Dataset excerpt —
[start]

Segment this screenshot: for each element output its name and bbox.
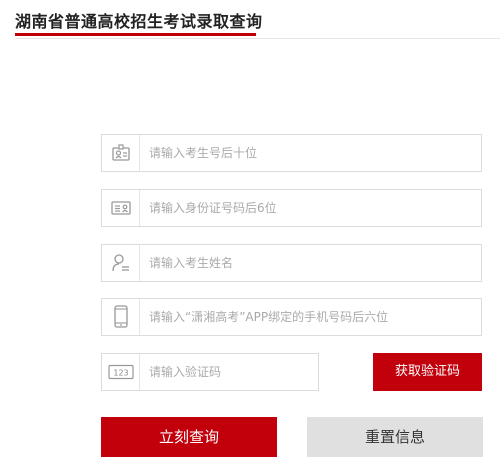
user-icon <box>102 245 140 281</box>
captcha-field[interactable]: 123 请输入验证码 <box>101 353 319 391</box>
header-divider <box>15 38 500 39</box>
mobile-phone-icon <box>102 299 140 335</box>
page-title: 湖南省普通高校招生考试录取查询 <box>15 12 263 31</box>
number-code-icon: 123 <box>102 354 140 390</box>
captcha-placeholder: 请输入验证码 <box>149 365 222 379</box>
exam-number-placeholder: 请输入考生号后十位 <box>149 146 258 160</box>
id-number-field[interactable]: 请输入身份证号码后6位 <box>101 189 482 227</box>
name-field[interactable]: 请输入考生姓名 <box>101 244 482 282</box>
id-card-icon <box>102 135 140 171</box>
get-code-button[interactable]: 获取验证码 <box>373 353 482 391</box>
name-placeholder: 请输入考生姓名 <box>149 256 234 270</box>
identity-card-icon <box>102 190 140 226</box>
id-number-placeholder: 请输入身份证号码后6位 <box>149 201 277 215</box>
number-code-icon-text: 123 <box>113 369 128 378</box>
exam-number-field[interactable]: 请输入考生号后十位 <box>101 134 482 172</box>
submit-query-button[interactable]: 立刻查询 <box>101 417 277 457</box>
title-underline <box>15 33 256 36</box>
reset-button[interactable]: 重置信息 <box>307 417 483 457</box>
phone-placeholder: 请输入“潇湘高考”APP绑定的手机号码后六位 <box>149 310 389 324</box>
phone-field[interactable]: 请输入“潇湘高考”APP绑定的手机号码后六位 <box>101 298 482 336</box>
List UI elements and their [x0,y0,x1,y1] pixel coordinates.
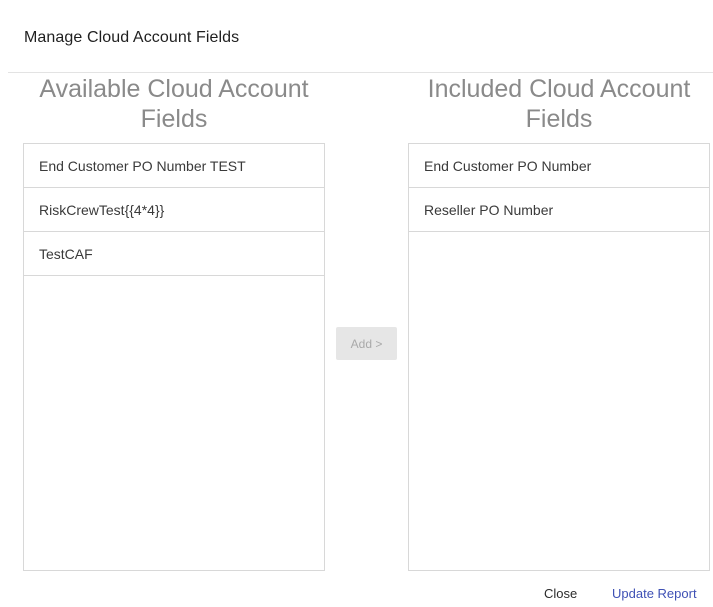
available-heading-line-1: Available Cloud Account [39,75,309,103]
included-fields-heading: Included Cloud Account Fields [408,74,710,134]
included-heading-line-1: Included Cloud Account [427,75,691,103]
included-field-item[interactable]: End Customer PO Number [409,144,709,188]
available-field-item[interactable]: RiskCrewTest{{4*4}} [24,188,324,232]
available-fields-list[interactable]: End Customer PO Number TEST RiskCrewTest… [23,143,325,571]
available-fields-heading: Available Cloud Account Fields [24,74,324,134]
available-field-item[interactable]: End Customer PO Number TEST [24,144,324,188]
available-field-item[interactable]: TestCAF [24,232,324,276]
update-report-button[interactable]: Update Report [612,586,697,601]
title-divider [8,72,713,73]
included-fields-list[interactable]: End Customer PO Number Reseller PO Numbe… [408,143,710,571]
manage-fields-dialog: Manage Cloud Account Fields Available Cl… [0,0,713,607]
add-button[interactable]: Add > [336,327,397,360]
included-field-item[interactable]: Reseller PO Number [409,188,709,232]
close-button[interactable]: Close [544,586,577,601]
included-heading-line-2: Fields [525,105,593,133]
dialog-title: Manage Cloud Account Fields [24,29,240,46]
available-heading-line-2: Fields [140,105,208,133]
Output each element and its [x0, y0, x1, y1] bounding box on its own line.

[end]

SHORT EXERCISE — Copy every line of the items above verbatim, leaving out the pictures.

THE SOLUTION —
Segment this screenshot: for each element output its name and bbox.
user-icon <box>102 245 140 281</box>
captcha-field[interactable]: 123 请输入验证码 <box>101 353 319 391</box>
header-divider <box>15 38 500 39</box>
mobile-phone-icon <box>102 299 140 335</box>
page-title: 湖南省普通高校招生考试录取查询 <box>15 12 263 31</box>
number-code-icon: 123 <box>102 354 140 390</box>
captcha-placeholder: 请输入验证码 <box>149 365 222 379</box>
exam-number-placeholder: 请输入考生号后十位 <box>149 146 258 160</box>
id-number-field[interactable]: 请输入身份证号码后6位 <box>101 189 482 227</box>
name-field[interactable]: 请输入考生姓名 <box>101 244 482 282</box>
id-card-icon <box>102 135 140 171</box>
get-code-button[interactable]: 获取验证码 <box>373 353 482 391</box>
name-placeholder: 请输入考生姓名 <box>149 256 234 270</box>
identity-card-icon <box>102 190 140 226</box>
id-number-placeholder: 请输入身份证号码后6位 <box>149 201 277 215</box>
number-code-icon-text: 123 <box>113 369 128 378</box>
exam-number-field[interactable]: 请输入考生号后十位 <box>101 134 482 172</box>
submit-query-button[interactable]: 立刻查询 <box>101 417 277 457</box>
title-underline <box>15 33 256 36</box>
reset-button[interactable]: 重置信息 <box>307 417 483 457</box>
phone-placeholder: 请输入“潇湘高考”APP绑定的手机号码后六位 <box>149 310 389 324</box>
phone-field[interactable]: 请输入“潇湘高考”APP绑定的手机号码后六位 <box>101 298 482 336</box>
List UI elements and their [x0,y0,x1,y1] pixel coordinates.
available-heading-line-1: Available Cloud Account [39,75,309,103]
included-fields-heading: Included Cloud Account Fields [408,74,710,134]
included-heading-line-1: Included Cloud Account [427,75,691,103]
included-field-item[interactable]: End Customer PO Number [409,144,709,188]
available-field-item[interactable]: RiskCrewTest{{4*4}} [24,188,324,232]
available-fields-list[interactable]: End Customer PO Number TEST RiskCrewTest… [23,143,325,571]
available-fields-heading: Available Cloud Account Fields [24,74,324,134]
available-field-item[interactable]: End Customer PO Number TEST [24,144,324,188]
available-field-item[interactable]: TestCAF [24,232,324,276]
update-report-button[interactable]: Update Report [612,586,697,601]
title-divider [8,72,713,73]
included-fields-list[interactable]: End Customer PO Number Reseller PO Numbe… [408,143,710,571]
manage-fields-dialog: Manage Cloud Account Fields Available Cl… [0,0,713,607]
add-button[interactable]: Add > [336,327,397,360]
included-field-item[interactable]: Reseller PO Number [409,188,709,232]
close-button[interactable]: Close [544,586,577,601]
included-heading-line-2: Fields [525,105,593,133]
dialog-title: Manage Cloud Account Fields [24,29,240,46]
available-heading-line-2: Fields [140,105,208,133]
Output each element and its [x0, y0, x1, y1] bounding box on its own line.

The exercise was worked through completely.